Short task:
Look through the data below. Collect every line where the word "Osmonics" occurs.

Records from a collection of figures
-=-=-

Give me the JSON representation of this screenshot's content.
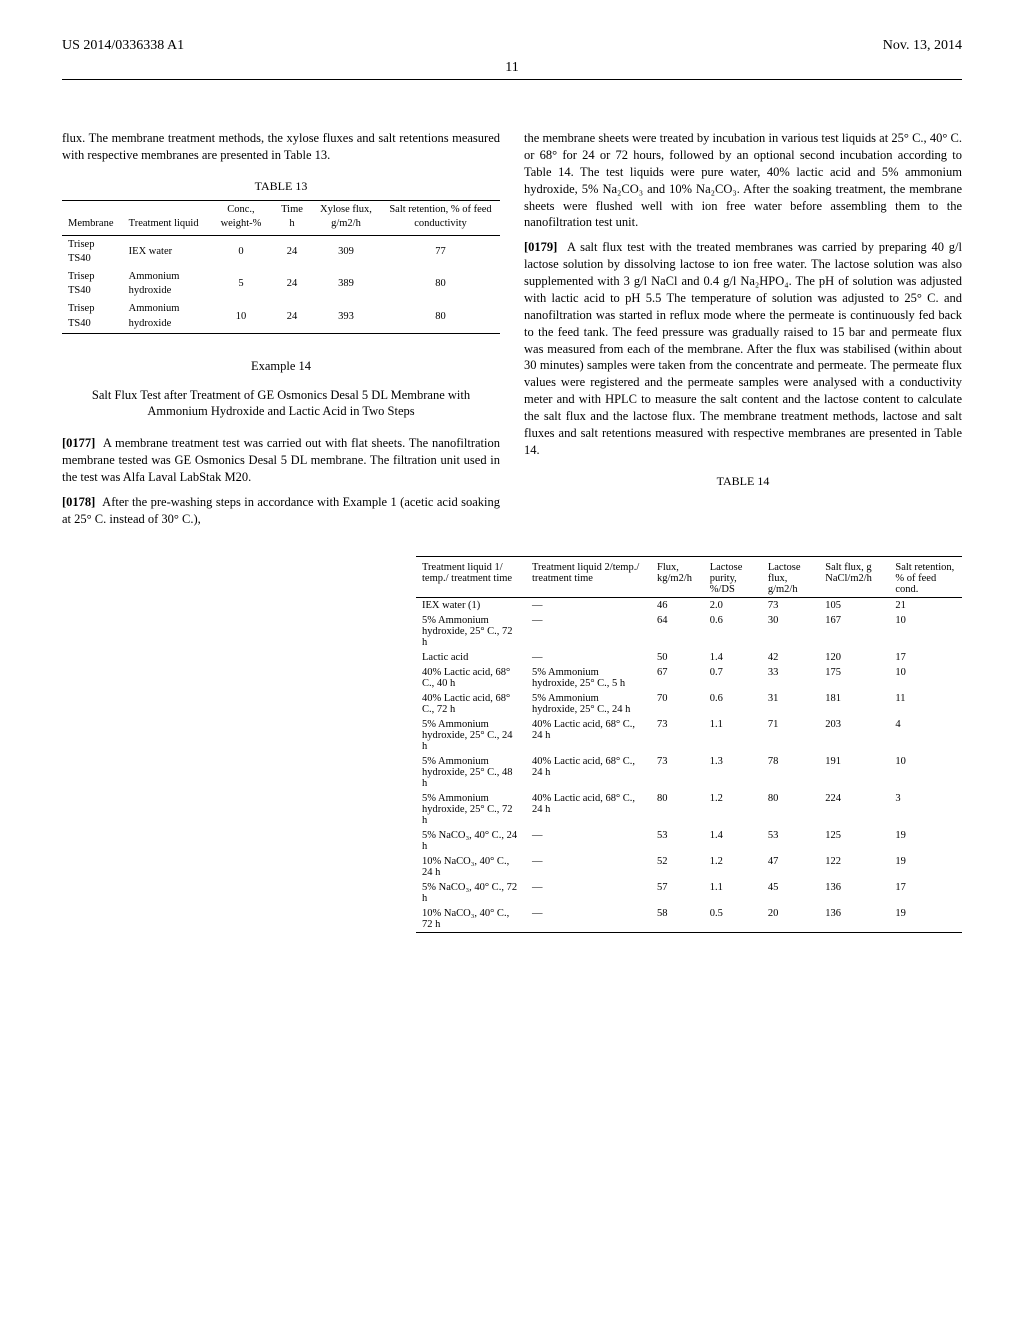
{
  "header": {
    "docNumber": "US 2014/0336338 A1",
    "date": "Nov. 13, 2014",
    "pageNumber": "11"
  },
  "col1": {
    "intro": "flux. The membrane treatment methods, the xylose fluxes and salt retentions measured with respective membranes are presented in Table 13.",
    "table13": {
      "title": "TABLE 13",
      "headers": [
        "Membrane",
        "Treatment liquid",
        "Conc., weight-%",
        "Time h",
        "Xylose flux, g/m2/h",
        "Salt retention, % of feed conductivity"
      ],
      "rows": [
        [
          "Trisep TS40",
          "IEX water",
          "0",
          "24",
          "309",
          "77"
        ],
        [
          "Trisep TS40",
          "Ammonium hydroxide",
          "5",
          "24",
          "389",
          "80"
        ],
        [
          "Trisep TS40",
          "Ammonium hydroxide",
          "10",
          "24",
          "393",
          "80"
        ]
      ]
    },
    "example": {
      "title": "Example 14",
      "subtitle": "Salt Flux Test after Treatment of GE Osmonics Desal 5 DL Membrane with Ammonium Hydroxide and Lactic Acid in Two Steps"
    },
    "p0177": "A membrane treatment test was carried out with flat sheets. The nanofiltration membrane tested was GE Osmonics Desal 5 DL membrane. The filtration unit used in the test was Alfa Laval LabStak M20.",
    "p0178": "After the pre-washing steps in accordance with Example 1 (acetic acid soaking at 25° C. instead of 30° C.),"
  },
  "col2": {
    "p1": "the membrane sheets were treated by incubation in various test liquids at 25° C., 40° C. or 68° for 24 or 72 hours, followed by an optional second incubation according to Table 14. The test liquids were pure water, 40% lactic acid and 5% ammonium hydroxide, 5% Na₂CO₃ and 10% Na₂CO₃. After the soaking treatment, the membrane sheets were flushed well with ion free water before assembling them to the nanofiltration test unit.",
    "p0179": "A salt flux test with the treated membranes was carried by preparing 40 g/l lactose solution by dissolving lactose to ion free water. The lactose solution was also supplemented with 3 g/l NaCl and 0.4 g/l Na₂HPO₄. The pH of solution was adjusted with lactic acid to pH 5.5 The temperature of solution was adjusted to 25° C. and nanofiltration was started in reflux mode where the permeate is continuously fed back to the feed tank. The feed pressure was gradually raised to 15 bar and permeate flux was measured from each of the membrane. After the flux was stabilised (within about 30 minutes) samples were taken from the concentrate and permeate. The permeate flux values were registered and the permeate samples were analysed with a conductivity meter and with HPLC to measure the salt content and the lactose content to calculate the salt flux and the lactose flux. The membrane treatment methods, lactose and salt fluxes and salt retentions measured with respective membranes are presented in Table 14."
  },
  "table14": {
    "title": "TABLE 14",
    "headers": {
      "c1": "Treatment liquid 1/ temp./ treatment time",
      "c2": "Treatment liquid 2/temp./ treatment time",
      "c3": "Flux, kg/m2/h",
      "c4": "Lactose purity, %/DS",
      "c5": "Lactose flux, g/m2/h",
      "c6": "Salt flux, g NaCl/m2/h",
      "c7": "Salt retention, % of feed cond."
    },
    "rows": [
      [
        "IEX water (1)",
        "—",
        "46",
        "2.0",
        "73",
        "105",
        "21"
      ],
      [
        "5% Ammonium hydroxide, 25° C., 72 h",
        "—",
        "64",
        "0.6",
        "30",
        "167",
        "10"
      ],
      [
        "Lactic acid",
        "—",
        "50",
        "1.4",
        "42",
        "120",
        "17"
      ],
      [
        "40% Lactic acid, 68° C., 40 h",
        "5% Ammonium hydroxide, 25° C., 5 h",
        "67",
        "0.7",
        "33",
        "175",
        "10"
      ],
      [
        "40% Lactic acid, 68° C., 72 h",
        "5% Ammonium hydroxide, 25° C., 24 h",
        "70",
        "0.6",
        "31",
        "181",
        "11"
      ],
      [
        "5% Ammonium hydroxide, 25° C., 24 h",
        "40% Lactic acid, 68° C., 24 h",
        "73",
        "1.1",
        "71",
        "203",
        "4"
      ],
      [
        "5% Ammonium hydroxide, 25° C., 48 h",
        "40% Lactic acid, 68° C., 24 h",
        "73",
        "1.3",
        "78",
        "191",
        "10"
      ],
      [
        "5% Ammonium hydroxide, 25° C., 72 h",
        "40% Lactic acid, 68° C., 24 h",
        "80",
        "1.2",
        "80",
        "224",
        "3"
      ],
      [
        "5% NaCO₃, 40° C., 24 h",
        "—",
        "53",
        "1.4",
        "53",
        "125",
        "19"
      ],
      [
        "10% NaCO₃, 40° C., 24 h",
        "—",
        "52",
        "1.2",
        "47",
        "122",
        "19"
      ],
      [
        "5% NaCO₃, 40° C., 72 h",
        "—",
        "57",
        "1.1",
        "45",
        "136",
        "17"
      ],
      [
        "10% NaCO₃, 40° C., 72 h",
        "—",
        "58",
        "0.5",
        "20",
        "136",
        "19"
      ]
    ]
  }
}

-=-=-

Full response:
      "subtitle": "Salt Flux Test after Treatment of GE Osmonics Desal 5 DL Membrane with Ammonium Hydroxide and Lactic Acid in Two Steps"
    "p0177": "A membrane treatment test was carried out with flat sheets. The nanofiltration membrane tested was GE Osmonics Desal 5 DL membrane. The filtration unit used in the test was Alfa Laval LabStak M20.",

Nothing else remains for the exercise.